Stated goal: Isolate every line in the records below with "Cruz" in it.

********************

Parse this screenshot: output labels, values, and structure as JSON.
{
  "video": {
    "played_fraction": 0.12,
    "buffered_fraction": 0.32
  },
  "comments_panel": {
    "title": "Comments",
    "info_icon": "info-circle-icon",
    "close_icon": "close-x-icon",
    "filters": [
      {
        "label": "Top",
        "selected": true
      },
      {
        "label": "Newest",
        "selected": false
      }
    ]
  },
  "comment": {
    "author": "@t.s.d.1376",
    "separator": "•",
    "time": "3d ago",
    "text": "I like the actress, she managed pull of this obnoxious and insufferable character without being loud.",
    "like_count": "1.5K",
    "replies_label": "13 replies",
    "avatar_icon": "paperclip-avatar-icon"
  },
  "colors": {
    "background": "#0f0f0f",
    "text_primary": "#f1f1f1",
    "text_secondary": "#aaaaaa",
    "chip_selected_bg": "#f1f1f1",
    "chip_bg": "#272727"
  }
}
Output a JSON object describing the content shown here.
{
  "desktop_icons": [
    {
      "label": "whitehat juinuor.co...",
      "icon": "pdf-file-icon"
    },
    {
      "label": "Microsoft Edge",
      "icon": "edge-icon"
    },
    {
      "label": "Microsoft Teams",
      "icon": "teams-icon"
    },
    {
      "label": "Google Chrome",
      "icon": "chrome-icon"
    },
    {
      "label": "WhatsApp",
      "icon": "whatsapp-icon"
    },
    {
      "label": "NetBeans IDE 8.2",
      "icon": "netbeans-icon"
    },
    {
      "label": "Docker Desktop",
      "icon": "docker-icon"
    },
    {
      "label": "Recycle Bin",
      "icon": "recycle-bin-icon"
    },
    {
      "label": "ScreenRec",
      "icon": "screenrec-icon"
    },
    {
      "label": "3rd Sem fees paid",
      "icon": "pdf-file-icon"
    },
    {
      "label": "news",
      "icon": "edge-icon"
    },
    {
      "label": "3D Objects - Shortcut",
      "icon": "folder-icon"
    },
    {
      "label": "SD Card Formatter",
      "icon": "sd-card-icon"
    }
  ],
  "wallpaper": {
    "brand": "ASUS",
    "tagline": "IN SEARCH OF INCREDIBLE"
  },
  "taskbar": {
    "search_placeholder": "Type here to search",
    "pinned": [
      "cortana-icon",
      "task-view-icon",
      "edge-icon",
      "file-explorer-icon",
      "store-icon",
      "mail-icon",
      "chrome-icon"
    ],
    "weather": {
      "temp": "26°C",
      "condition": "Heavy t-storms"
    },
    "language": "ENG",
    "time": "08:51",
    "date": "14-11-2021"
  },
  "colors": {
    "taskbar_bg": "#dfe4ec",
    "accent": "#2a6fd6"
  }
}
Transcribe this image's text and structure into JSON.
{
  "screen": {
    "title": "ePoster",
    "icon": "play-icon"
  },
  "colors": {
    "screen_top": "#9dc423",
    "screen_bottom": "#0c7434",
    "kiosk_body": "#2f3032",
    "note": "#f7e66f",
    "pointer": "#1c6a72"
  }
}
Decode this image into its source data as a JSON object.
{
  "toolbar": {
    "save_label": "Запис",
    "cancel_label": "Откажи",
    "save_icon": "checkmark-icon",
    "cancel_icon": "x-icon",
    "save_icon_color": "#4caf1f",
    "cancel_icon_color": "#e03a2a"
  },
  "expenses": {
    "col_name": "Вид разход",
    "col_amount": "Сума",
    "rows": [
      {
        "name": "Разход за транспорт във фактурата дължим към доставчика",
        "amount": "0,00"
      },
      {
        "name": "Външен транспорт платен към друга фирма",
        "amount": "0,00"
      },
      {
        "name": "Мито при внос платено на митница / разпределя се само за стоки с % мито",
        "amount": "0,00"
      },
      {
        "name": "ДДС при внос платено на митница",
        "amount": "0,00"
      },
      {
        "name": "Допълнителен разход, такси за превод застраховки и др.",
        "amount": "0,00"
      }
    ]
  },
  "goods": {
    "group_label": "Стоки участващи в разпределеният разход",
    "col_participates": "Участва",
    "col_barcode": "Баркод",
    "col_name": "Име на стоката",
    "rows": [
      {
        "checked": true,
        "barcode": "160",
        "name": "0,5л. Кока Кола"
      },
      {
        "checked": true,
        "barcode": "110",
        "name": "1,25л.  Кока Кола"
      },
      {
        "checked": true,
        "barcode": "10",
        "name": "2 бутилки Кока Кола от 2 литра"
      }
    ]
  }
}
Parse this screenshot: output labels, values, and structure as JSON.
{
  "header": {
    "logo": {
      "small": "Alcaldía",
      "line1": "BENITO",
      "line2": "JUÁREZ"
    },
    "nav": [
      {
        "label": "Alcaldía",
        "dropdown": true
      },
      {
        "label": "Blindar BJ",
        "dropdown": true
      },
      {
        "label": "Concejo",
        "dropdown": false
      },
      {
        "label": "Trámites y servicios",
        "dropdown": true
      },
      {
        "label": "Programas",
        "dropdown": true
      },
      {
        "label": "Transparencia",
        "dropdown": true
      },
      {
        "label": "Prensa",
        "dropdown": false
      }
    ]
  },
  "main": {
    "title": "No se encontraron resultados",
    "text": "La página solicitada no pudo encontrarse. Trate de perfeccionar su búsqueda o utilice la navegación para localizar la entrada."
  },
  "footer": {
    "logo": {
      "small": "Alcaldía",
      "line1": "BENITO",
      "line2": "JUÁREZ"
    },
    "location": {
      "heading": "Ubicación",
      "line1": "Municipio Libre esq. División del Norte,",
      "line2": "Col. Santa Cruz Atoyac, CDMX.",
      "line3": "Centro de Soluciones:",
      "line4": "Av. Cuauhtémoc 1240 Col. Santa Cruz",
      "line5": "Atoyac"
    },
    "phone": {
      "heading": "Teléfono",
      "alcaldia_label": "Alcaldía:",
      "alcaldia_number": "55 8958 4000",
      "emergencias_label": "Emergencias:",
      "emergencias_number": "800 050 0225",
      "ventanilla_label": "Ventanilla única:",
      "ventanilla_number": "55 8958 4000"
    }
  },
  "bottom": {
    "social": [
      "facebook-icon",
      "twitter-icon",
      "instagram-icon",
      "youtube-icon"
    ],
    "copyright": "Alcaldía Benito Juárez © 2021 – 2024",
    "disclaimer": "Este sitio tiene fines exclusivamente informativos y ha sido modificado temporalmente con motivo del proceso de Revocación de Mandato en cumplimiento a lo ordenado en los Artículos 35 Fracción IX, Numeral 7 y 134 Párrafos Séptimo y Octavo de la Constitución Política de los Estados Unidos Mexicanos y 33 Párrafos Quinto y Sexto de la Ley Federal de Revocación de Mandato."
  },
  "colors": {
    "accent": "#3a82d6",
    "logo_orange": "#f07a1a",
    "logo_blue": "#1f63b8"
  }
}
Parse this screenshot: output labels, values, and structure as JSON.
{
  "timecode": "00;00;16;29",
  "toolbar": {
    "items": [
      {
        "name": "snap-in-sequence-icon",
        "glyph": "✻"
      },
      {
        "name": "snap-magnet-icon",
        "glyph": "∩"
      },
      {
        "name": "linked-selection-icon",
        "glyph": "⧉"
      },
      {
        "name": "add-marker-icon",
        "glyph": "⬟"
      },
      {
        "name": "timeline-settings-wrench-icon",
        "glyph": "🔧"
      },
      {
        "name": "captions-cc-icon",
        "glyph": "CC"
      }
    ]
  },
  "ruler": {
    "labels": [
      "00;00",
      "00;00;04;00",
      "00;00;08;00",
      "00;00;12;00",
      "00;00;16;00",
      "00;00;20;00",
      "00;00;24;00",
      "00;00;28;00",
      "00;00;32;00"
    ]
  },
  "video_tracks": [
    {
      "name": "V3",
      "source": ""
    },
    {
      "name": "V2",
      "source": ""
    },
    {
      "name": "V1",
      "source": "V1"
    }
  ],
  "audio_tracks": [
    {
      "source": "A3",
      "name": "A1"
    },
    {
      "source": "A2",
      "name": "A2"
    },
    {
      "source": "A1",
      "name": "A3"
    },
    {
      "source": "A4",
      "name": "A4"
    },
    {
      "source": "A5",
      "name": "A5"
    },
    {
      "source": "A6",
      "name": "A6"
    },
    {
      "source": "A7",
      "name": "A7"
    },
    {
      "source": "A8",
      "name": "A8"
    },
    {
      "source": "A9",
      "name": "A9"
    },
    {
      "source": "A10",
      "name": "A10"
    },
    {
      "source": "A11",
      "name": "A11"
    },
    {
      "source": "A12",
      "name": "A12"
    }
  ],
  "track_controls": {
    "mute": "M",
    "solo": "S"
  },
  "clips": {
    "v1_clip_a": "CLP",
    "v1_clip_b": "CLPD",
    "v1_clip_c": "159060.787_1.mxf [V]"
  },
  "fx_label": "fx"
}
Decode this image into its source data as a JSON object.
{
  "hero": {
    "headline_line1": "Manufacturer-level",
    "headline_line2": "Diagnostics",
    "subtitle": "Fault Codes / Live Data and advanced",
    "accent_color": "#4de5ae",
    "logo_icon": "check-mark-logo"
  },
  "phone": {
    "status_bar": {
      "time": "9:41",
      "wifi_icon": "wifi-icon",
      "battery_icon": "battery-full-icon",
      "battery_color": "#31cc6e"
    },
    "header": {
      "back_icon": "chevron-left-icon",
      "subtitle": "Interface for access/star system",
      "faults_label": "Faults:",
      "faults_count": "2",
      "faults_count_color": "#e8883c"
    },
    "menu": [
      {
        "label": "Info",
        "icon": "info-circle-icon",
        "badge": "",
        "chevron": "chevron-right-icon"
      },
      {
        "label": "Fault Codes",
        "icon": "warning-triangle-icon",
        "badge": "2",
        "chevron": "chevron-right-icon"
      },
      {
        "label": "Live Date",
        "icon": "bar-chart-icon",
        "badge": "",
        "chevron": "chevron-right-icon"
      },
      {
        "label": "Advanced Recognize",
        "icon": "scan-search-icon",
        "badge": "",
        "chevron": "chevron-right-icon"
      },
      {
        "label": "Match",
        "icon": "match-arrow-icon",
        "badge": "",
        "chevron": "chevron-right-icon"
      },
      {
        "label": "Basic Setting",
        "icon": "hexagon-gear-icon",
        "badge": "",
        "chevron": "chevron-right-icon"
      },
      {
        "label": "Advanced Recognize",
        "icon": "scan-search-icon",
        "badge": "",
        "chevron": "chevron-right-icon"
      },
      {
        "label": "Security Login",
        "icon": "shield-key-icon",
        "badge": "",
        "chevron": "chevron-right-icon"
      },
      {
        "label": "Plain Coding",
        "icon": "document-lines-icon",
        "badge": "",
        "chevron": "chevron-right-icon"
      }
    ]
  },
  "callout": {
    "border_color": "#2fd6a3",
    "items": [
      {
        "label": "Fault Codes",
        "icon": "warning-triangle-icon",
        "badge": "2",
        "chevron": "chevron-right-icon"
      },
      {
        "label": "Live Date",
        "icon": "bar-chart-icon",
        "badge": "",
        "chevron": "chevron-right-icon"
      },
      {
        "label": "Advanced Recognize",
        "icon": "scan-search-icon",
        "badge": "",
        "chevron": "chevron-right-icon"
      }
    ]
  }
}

********************

Problem solution:
      "line2": "Col. Santa Cruz Atoyac, CDMX.",
      "line4": "Av. Cuauhtémoc 1240 Col. Santa Cruz",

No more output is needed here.